**Aim of the task**
Repeat every entry word for word, skipping the pictures.
====
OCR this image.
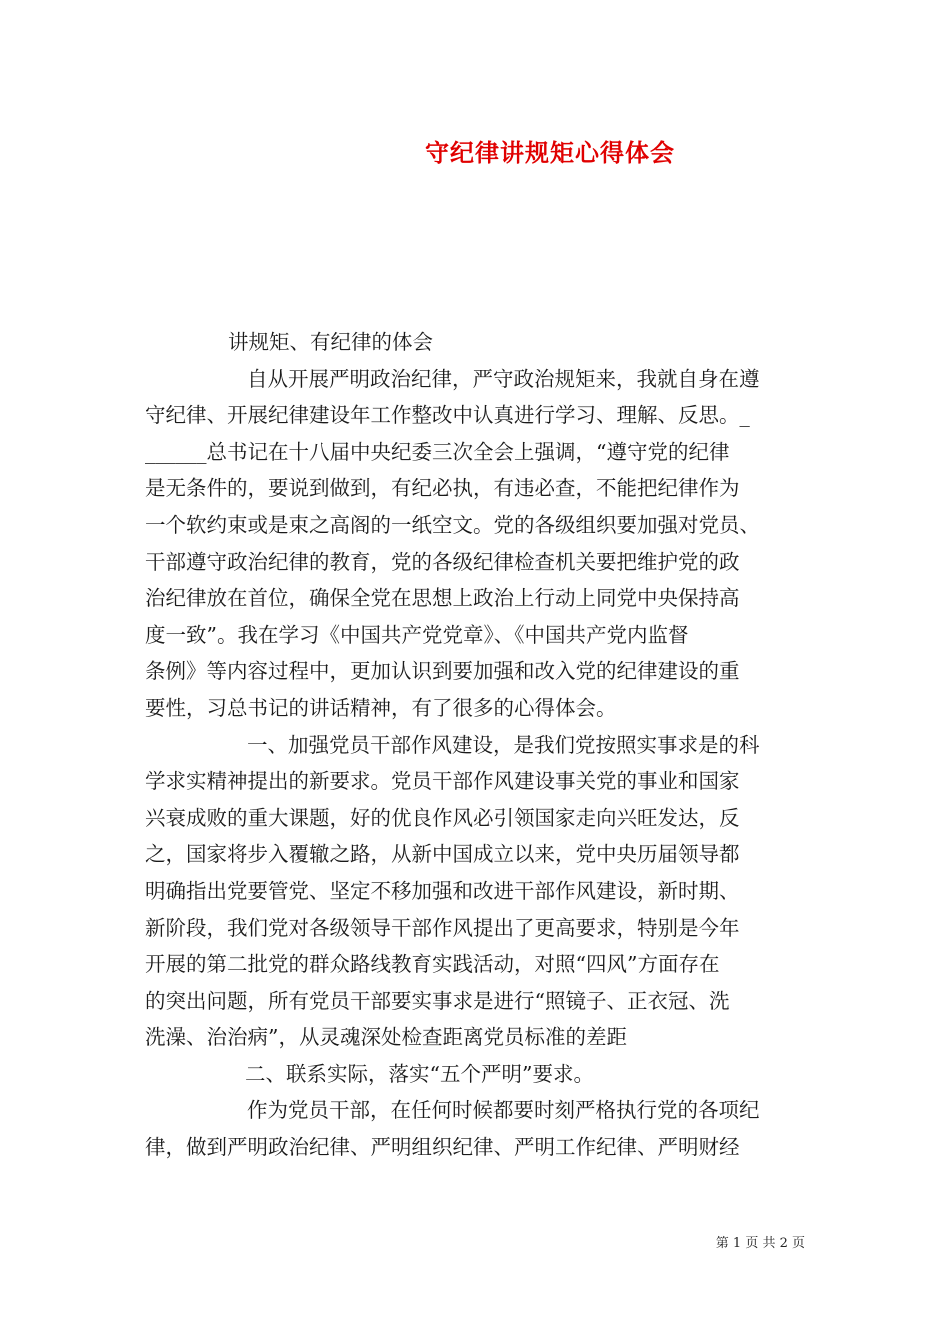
守纪律讲规矩心得体会
讲规矩、有纪律的体会
自从开展严明政治纪律，严守政治规矩来，我就自身在遵
守纪律、开展纪律建设年工作整改中认真进行学习、理解、反思。_
______总书记在十八届中央纪委三次全会上强调，“遵守党的纪律
是无条件的，要说到做到，有纪必执，有违必查，不能把纪律作为
一个软约束或是束之高阁的一纸空文。党的各级组织要加强对党员、
干部遵守政治纪律的教育，党的各级纪律检查机关要把维护党的政
治纪律放在首位，确保全党在思想上政治上行动上同党中央保持高
度一致”。我在学习《中国共产党党章》、《中国共产党内监督
条例》等内容过程中，更加认识到要加强和改入党的纪律建设的重
要性，习总书记的讲话精神，有了很多的心得体会。
一、加强党员干部作风建设，是我们党按照实事求是的科
学求实精神提出的新要求。党员干部作风建设事关党的事业和国家
兴衰成败的重大课题，好的优良作风必引领国家走向兴旺发达，反
之，国家将步入覆辙之路，从新中国成立以来，党中央历届领导都
明确指出党要管党、坚定不移加强和改进干部作风建设，新时期、
新阶段，我们党对各级领导干部作风提出了更高要求，特别是今年
开展的第二批党的群众路线教育实践活动，对照“四风”方面存在
的突出问题，所有党员干部要实事求是进行“照镜子、正衣冠、洗
洗澡、治治病”，从灵魂深处检查距离党员标准的差距
二、联系实际，落实“五个严明”要求。
作为党员干部，在任何时候都要时刻严格执行党的各项纪
律，做到严明政治纪律、严明组织纪律、严明工作纪律、严明财经
第 1 页 共 2 页
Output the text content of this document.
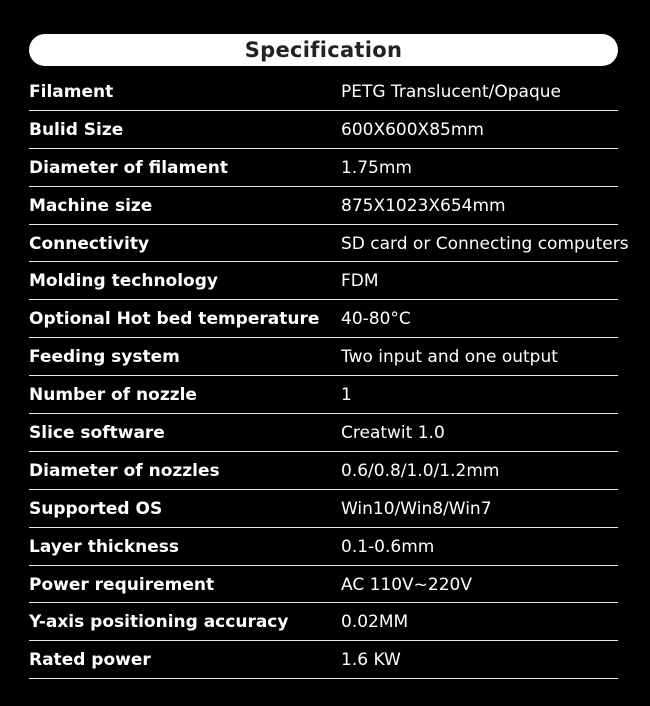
Specification
Filament	PETG Translucent/Opaque
Bulid Size	600X600X85mm
Diameter of filament	1.75mm
Machine size	875X1023X654mm
Connectivity	SD card or Connecting computers
Molding technology	FDM
Optional Hot bed temperature 40-80°C
Feeding system	Two input and one output
Number of nozzle	1
Slice software	Creatwit 1.0
Diameter of nozzles	0.6/0.8/1.0/1.2mm
Supported OS	Win10/Win8/Win7
Layer thickness	0.1-0.6mm
Power requirement	AC 110V~220V
Y-axis positioning accuracy	0.02MM
Rated power	1.6 KW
====
**Task answer**
OCR this image.
守纪律讲规矩心得体会
讲规矩、有纪律的体会
自从开展严明政治纪律，严守政治规矩来，我就自身在遵
守纪律、开展纪律建设年工作整改中认真进行学习、理解、反思。_
______总书记在十八届中央纪委三次全会上强调，“遵守党的纪律
是无条件的，要说到做到，有纪必执，有违必查，不能把纪律作为
一个软约束或是束之高阁的一纸空文。党的各级组织要加强对党员、
干部遵守政治纪律的教育，党的各级纪律检查机关要把维护党的政
治纪律放在首位，确保全党在思想上政治上行动上同党中央保持高
度一致”。我在学习《中国共产党党章》、《中国共产党内监督
条例》等内容过程中，更加认识到要加强和改入党的纪律建设的重
要性，习总书记的讲话精神，有了很多的心得体会。
一、加强党员干部作风建设，是我们党按照实事求是的科
学求实精神提出的新要求。党员干部作风建设事关党的事业和国家
兴衰成败的重大课题，好的优良作风必引领国家走向兴旺发达，反
之，国家将步入覆辙之路，从新中国成立以来，党中央历届领导都
明确指出党要管党、坚定不移加强和改进干部作风建设，新时期、
新阶段，我们党对各级领导干部作风提出了更高要求，特别是今年
开展的第二批党的群众路线教育实践活动，对照“四风”方面存在
的突出问题，所有党员干部要实事求是进行“照镜子、正衣冠、洗
洗澡、治治病”，从灵魂深处检查距离党员标准的差距
二、联系实际，落实“五个严明”要求。
作为党员干部，在任何时候都要时刻严格执行党的各项纪
律，做到严明政治纪律、严明组织纪律、严明工作纪律、严明财经
第 1 页 共 2 页
Output the text content of this document.
Specification
Filament	PETG Translucent/Opaque
Bulid Size	600X600X85mm
Diameter of filament	1.75mm
Machine size	875X1023X654mm
Connectivity	SD card or Connecting computers
Molding technology	FDM
Optional Hot bed temperature 40-80°C
Feeding system	Two input and one output
Number of nozzle	1
Slice software	Creatwit 1.0
Diameter of nozzles	0.6/0.8/1.0/1.2mm
Supported OS	Win10/Win8/Win7
Layer thickness	0.1-0.6mm
Power requirement	AC 110V~220V
Y-axis positioning accuracy	0.02MM
Rated power	1.6 KW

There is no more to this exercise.